Every line of the listing must be reproduced as it stands. Leave the images behind.

----- PROVIDED INFORMATION

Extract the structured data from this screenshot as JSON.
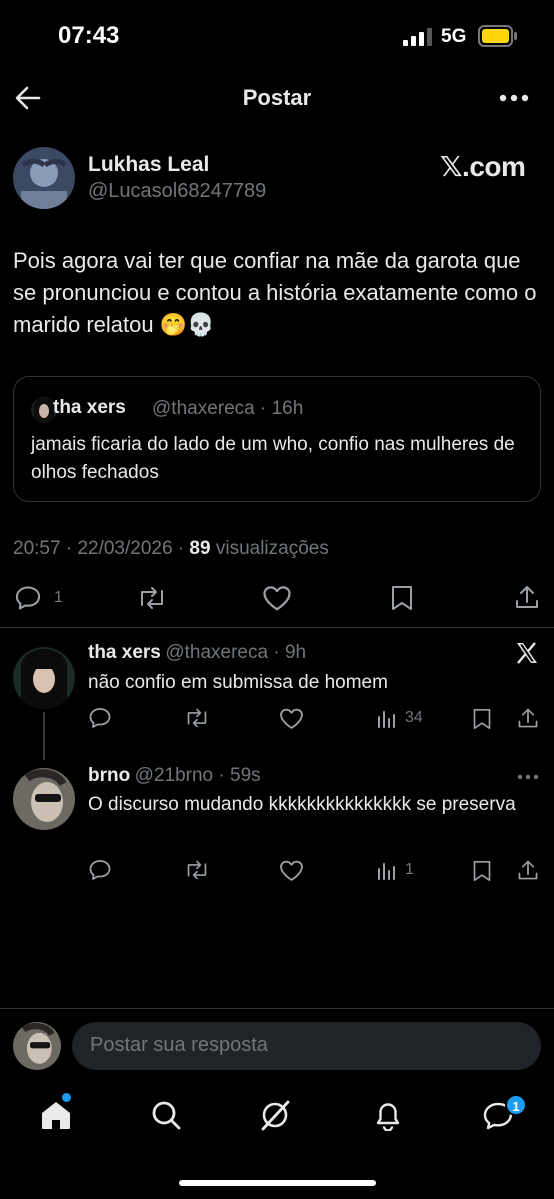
{
  "status_bar": {
    "time": "07:43",
    "network": "5G",
    "battery_color": "#ffd60a"
  },
  "header": {
    "title": "Postar",
    "back_icon": "arrow-left-icon",
    "more_icon": "more-horizontal-icon"
  },
  "post": {
    "author_name": "Lukhas Leal",
    "author_handle": "@Lucasol68247789",
    "watermark": "𝕏.com",
    "text": "Pois agora vai ter que confiar na mãe da garota que se pronunciou e contou a história exatamente como o marido relatou 🤭💀",
    "quote": {
      "name": "tha xers",
      "meta": "@thaxereca · 16h",
      "text": "jamais ficaria do lado de um who, confio nas mulheres de olhos fechados"
    },
    "timestamp": "20:57 · 22/03/2026 · ",
    "views_count": "89",
    "views_label": " visualizações",
    "actions": {
      "replies": "1"
    }
  },
  "replies": [
    {
      "name": "tha xers",
      "meta": "@thaxereca · 9h",
      "text": "não confio em submissa de homem",
      "views": "34"
    },
    {
      "name": "brno",
      "meta": "@21brno · 59s",
      "text": "O discurso mudando kkkkkkkkkkkkkkk se preserva",
      "views": "1"
    }
  ],
  "composer": {
    "placeholder": "Postar sua resposta"
  },
  "tabbar": {
    "icons": [
      "home-icon",
      "search-icon",
      "grok-icon",
      "notifications-icon",
      "messages-icon"
    ],
    "messages_badge": "1"
  },
  "colors": {
    "accent": "#1d9bf0",
    "text": "#e7e9ea",
    "muted": "#71767b",
    "border": "#2f3336"
  }
}
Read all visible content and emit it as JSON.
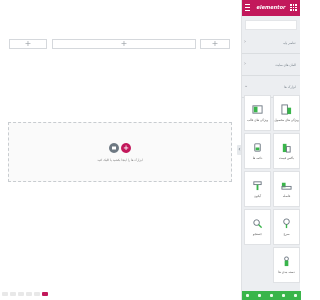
{
  "editor": {
    "logo_text": "elementor",
    "brand_color": "#c2185b",
    "accent_color": "#39b54a"
  },
  "canvas": {
    "structure_boxes": [
      {
        "plus": "+"
      },
      {
        "plus": "+"
      },
      {
        "plus": "+"
      }
    ],
    "drop_zone": {
      "text": "ابزارک ها را اینجا بکشید یا کلیک کنید",
      "add_icon": "+",
      "template_icon": "folder-icon"
    }
  },
  "panel": {
    "categories": [
      {
        "label": "عناصر پایه",
        "caret": "›"
      },
      {
        "label": "المان های سایت",
        "caret": "›"
      },
      {
        "label": "ابزارک ها",
        "caret": "⌄"
      }
    ],
    "widgets": [
      {
        "label": "ویژگی های قالب",
        "icon": "section-icon"
      },
      {
        "label": "ویژگی های محصول",
        "icon": "layout-icon"
      },
      {
        "label": "دکمه ها",
        "icon": "button-icon"
      },
      {
        "label": "باکس قیمت",
        "icon": "price-box-icon"
      },
      {
        "label": "آیکون",
        "icon": "toggle-icon"
      },
      {
        "label": "فاصله",
        "icon": "spacer-icon"
      },
      {
        "label": "جستجو",
        "icon": "search-icon"
      },
      {
        "label": "سرچ",
        "icon": "search-alt-icon"
      },
      {
        "label": "دسته بندی ها",
        "icon": "person-icon"
      }
    ]
  }
}
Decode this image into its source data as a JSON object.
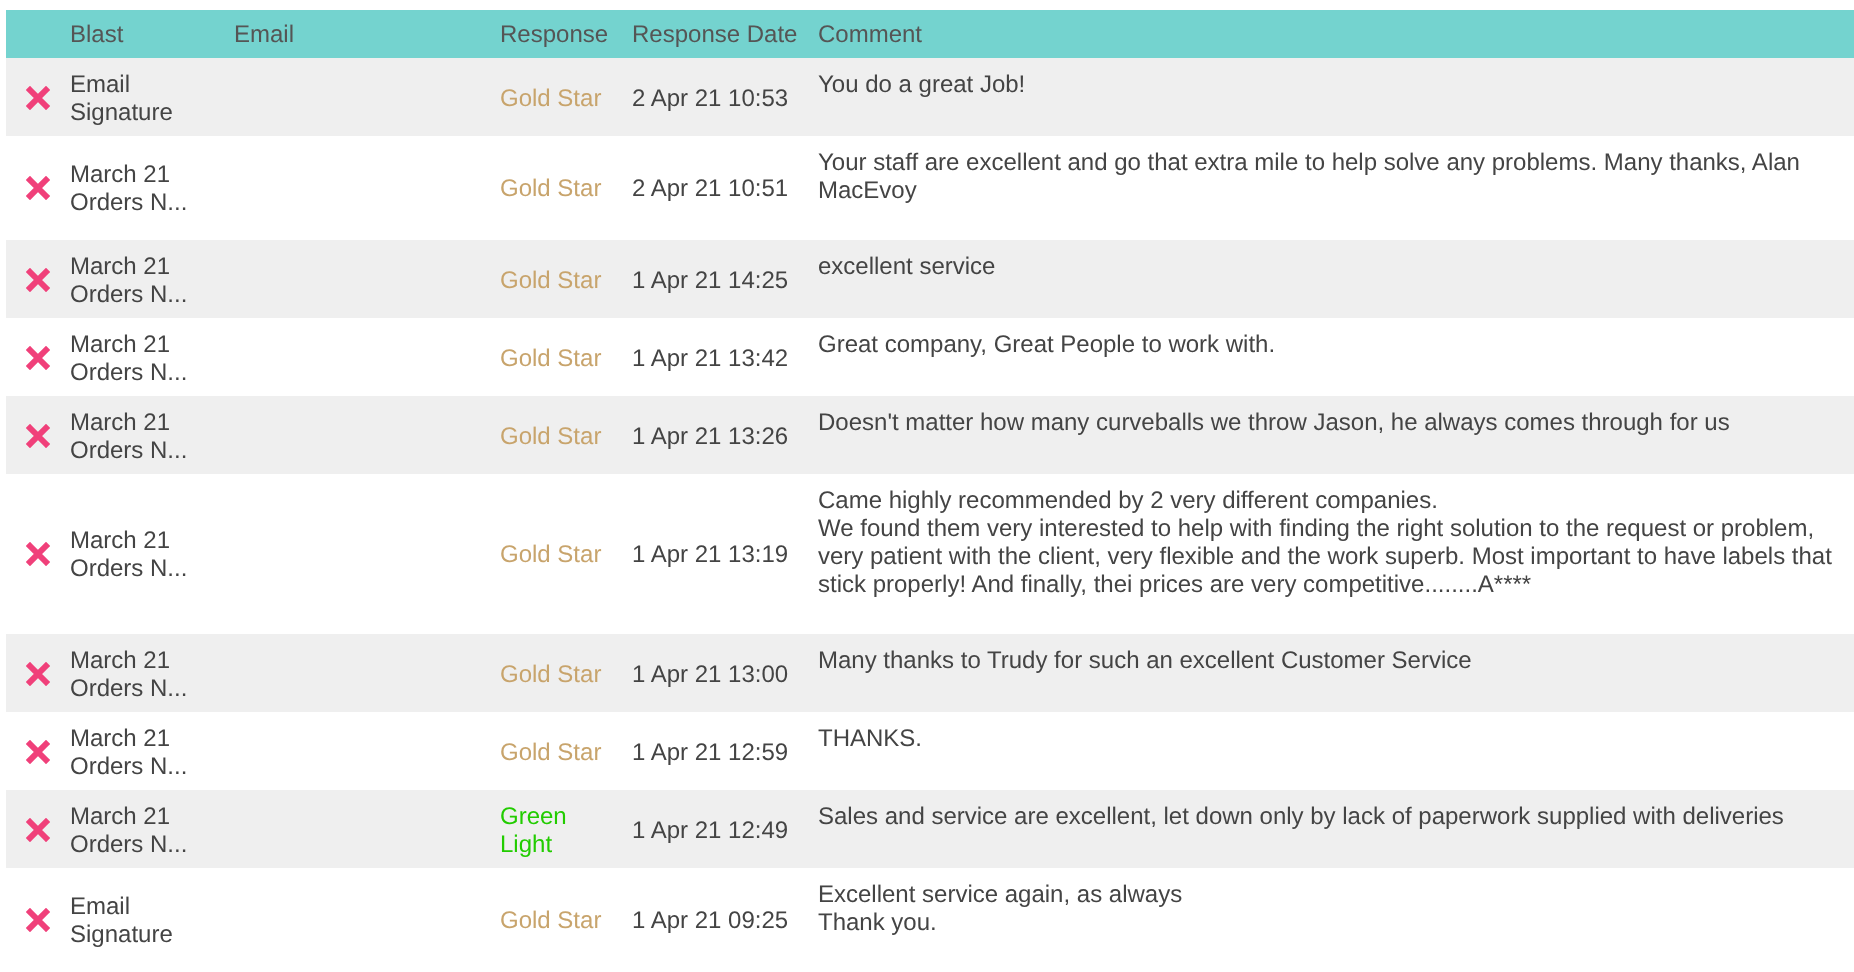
{
  "table": {
    "columns": [
      "Blast",
      "Email",
      "Response",
      "Response Date",
      "Comment"
    ],
    "rows": [
      {
        "blast": "Email Signature",
        "response": "Gold Star",
        "color": "#c8a46c",
        "date": "2 Apr 21 10:53",
        "comment": "You do a great Job!"
      },
      {
        "blast": "March 21 Orders N...",
        "response": "Gold Star",
        "color": "#c8a46c",
        "date": "2 Apr 21 10:51",
        "comment": "Your staff are excellent and go that extra mile to help solve any problems. Many thanks, Alan MacEvoy"
      },
      {
        "blast": "March 21 Orders N...",
        "response": "Gold Star",
        "color": "#c8a46c",
        "date": "1 Apr 21 14:25",
        "comment": "excellent service"
      },
      {
        "blast": "March 21 Orders N...",
        "response": "Gold Star",
        "color": "#c8a46c",
        "date": "1 Apr 21 13:42",
        "comment": "Great company, Great People to work with."
      },
      {
        "blast": "March 21 Orders N...",
        "response": "Gold Star",
        "color": "#c8a46c",
        "date": "1 Apr 21 13:26",
        "comment": "Doesn't matter how many curveballs we throw Jason, he always comes through for us"
      },
      {
        "blast": "March 21 Orders N...",
        "response": "Gold Star",
        "color": "#c8a46c",
        "date": "1 Apr 21 13:19",
        "comment": "Came highly recommended by 2 very different companies.\nWe found them very interested to help with finding the right solution to the request or problem, very patient with the client, very flexible and the work superb. Most important to have labels that stick properly! And finally, thei prices are very competitive........A****"
      },
      {
        "blast": "March 21 Orders N...",
        "response": "Gold Star",
        "color": "#c8a46c",
        "date": "1 Apr 21 13:00",
        "comment": "Many thanks to Trudy for such an excellent Customer Service"
      },
      {
        "blast": "March 21 Orders N...",
        "response": "Gold Star",
        "color": "#c8a46c",
        "date": "1 Apr 21 12:59",
        "comment": "THANKS."
      },
      {
        "blast": "March 21 Orders N...",
        "response": "Green Light",
        "color": "#22cc00",
        "date": "1 Apr 21 12:49",
        "comment": "Sales and service are excellent, let down only by lack of paperwork supplied with deliveries"
      },
      {
        "blast": "Email Signature",
        "response": "Gold Star",
        "color": "#c8a46c",
        "date": "1 Apr 21 09:25",
        "comment": "Excellent service again, as always\nThank you."
      }
    ]
  }
}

----------

OUTPUT FOR THIS EXERCISE:
Extract the structured data from this screenshot as JSON.
{
  "status_bar": {
    "time": "07:43",
    "network": "5G",
    "battery_color": "#ffd60a"
  },
  "header": {
    "title": "Postar",
    "back_icon": "arrow-left-icon",
    "more_icon": "more-horizontal-icon"
  },
  "post": {
    "author_name": "Lukhas Leal",
    "author_handle": "@Lucasol68247789",
    "watermark": "𝕏.com",
    "text": "Pois agora vai ter que confiar na mãe da garota que se pronunciou e contou a história exatamente como o marido relatou 🤭💀",
    "quote": {
      "name": "tha xers",
      "meta": "@thaxereca · 16h",
      "text": "jamais ficaria do lado de um who, confio nas mulheres de olhos fechados"
    },
    "timestamp": "20:57 · 22/03/2026 · ",
    "views_count": "89",
    "views_label": " visualizações",
    "actions": {
      "replies": "1"
    }
  },
  "replies": [
    {
      "name": "tha xers",
      "meta": "@thaxereca · 9h",
      "text": "não confio em submissa de homem",
      "views": "34"
    },
    {
      "name": "brno",
      "meta": "@21brno · 59s",
      "text": "O discurso mudando kkkkkkkkkkkkkkk se preserva",
      "views": "1"
    }
  ],
  "composer": {
    "placeholder": "Postar sua resposta"
  },
  "tabbar": {
    "icons": [
      "home-icon",
      "search-icon",
      "grok-icon",
      "notifications-icon",
      "messages-icon"
    ],
    "messages_badge": "1"
  },
  "colors": {
    "accent": "#1d9bf0",
    "text": "#e7e9ea",
    "muted": "#71767b",
    "border": "#2f3336"
  }
}
Read all visible content and emit it as JSON.
{
  "editor": {
    "logo_text": "elementor",
    "brand_color": "#c2185b",
    "accent_color": "#39b54a"
  },
  "canvas": {
    "structure_boxes": [
      {
        "plus": "+"
      },
      {
        "plus": "+"
      },
      {
        "plus": "+"
      }
    ],
    "drop_zone": {
      "text": "ابزارک ها را اینجا بکشید یا کلیک کنید",
      "add_icon": "+",
      "template_icon": "folder-icon"
    }
  },
  "panel": {
    "categories": [
      {
        "label": "عناصر پایه",
        "caret": "›"
      },
      {
        "label": "المان های سایت",
        "caret": "›"
      },
      {
        "label": "ابزارک ها",
        "caret": "⌄"
      }
    ],
    "widgets": [
      {
        "label": "ویژگی های قالب",
        "icon": "section-icon"
      },
      {
        "label": "ویژگی های محصول",
        "icon": "layout-icon"
      },
      {
        "label": "دکمه ها",
        "icon": "button-icon"
      },
      {
        "label": "باکس قیمت",
        "icon": "price-box-icon"
      },
      {
        "label": "آیکون",
        "icon": "toggle-icon"
      },
      {
        "label": "فاصله",
        "icon": "spacer-icon"
      },
      {
        "label": "جستجو",
        "icon": "search-icon"
      },
      {
        "label": "سرچ",
        "icon": "search-alt-icon"
      },
      {
        "label": "دسته بندی ها",
        "icon": "person-icon"
      }
    ]
  }
}
Decode this image into its source data as a JSON object.
{
  "table": {
    "columns": [
      "Blast",
      "Email",
      "Response",
      "Response Date",
      "Comment"
    ],
    "rows": [
      {
        "blast": "Email Signature",
        "response": "Gold Star",
        "color": "#c8a46c",
        "date": "2 Apr 21 10:53",
        "comment": "You do a great Job!"
      },
      {
        "blast": "March 21 Orders N...",
        "response": "Gold Star",
        "color": "#c8a46c",
        "date": "2 Apr 21 10:51",
        "comment": "Your staff are excellent and go that extra mile to help solve any problems. Many thanks, Alan MacEvoy"
      },
      {
        "blast": "March 21 Orders N...",
        "response": "Gold Star",
        "color": "#c8a46c",
        "date": "1 Apr 21 14:25",
        "comment": "excellent service"
      },
      {
        "blast": "March 21 Orders N...",
        "response": "Gold Star",
        "color": "#c8a46c",
        "date": "1 Apr 21 13:42",
        "comment": "Great company, Great People to work with."
      },
      {
        "blast": "March 21 Orders N...",
        "response": "Gold Star",
        "color": "#c8a46c",
        "date": "1 Apr 21 13:26",
        "comment": "Doesn't matter how many curveballs we throw Jason, he always comes through for us"
      },
      {
        "blast": "March 21 Orders N...",
        "response": "Gold Star",
        "color": "#c8a46c",
        "date": "1 Apr 21 13:19",
        "comment": "Came highly recommended by 2 very different companies.\nWe found them very interested to help with finding the right solution to the request or problem, very patient with the client, very flexible and the work superb. Most important to have labels that stick properly! And finally, thei prices are very competitive........A****"
      },
      {
        "blast": "March 21 Orders N...",
        "response": "Gold Star",
        "color": "#c8a46c",
        "date": "1 Apr 21 13:00",
        "comment": "Many thanks to Trudy for such an excellent Customer Service"
      },
      {
        "blast": "March 21 Orders N...",
        "response": "Gold Star",
        "color": "#c8a46c",
        "date": "1 Apr 21 12:59",
        "comment": "THANKS."
      },
      {
        "blast": "March 21 Orders N...",
        "response": "Green Light",
        "color": "#22cc00",
        "date": "1 Apr 21 12:49",
        "comment": "Sales and service are excellent, let down only by lack of paperwork supplied with deliveries"
      },
      {
        "blast": "Email Signature",
        "response": "Gold Star",
        "color": "#c8a46c",
        "date": "1 Apr 21 09:25",
        "comment": "Excellent service again, as always\nThank you."
      }
    ]
  }
}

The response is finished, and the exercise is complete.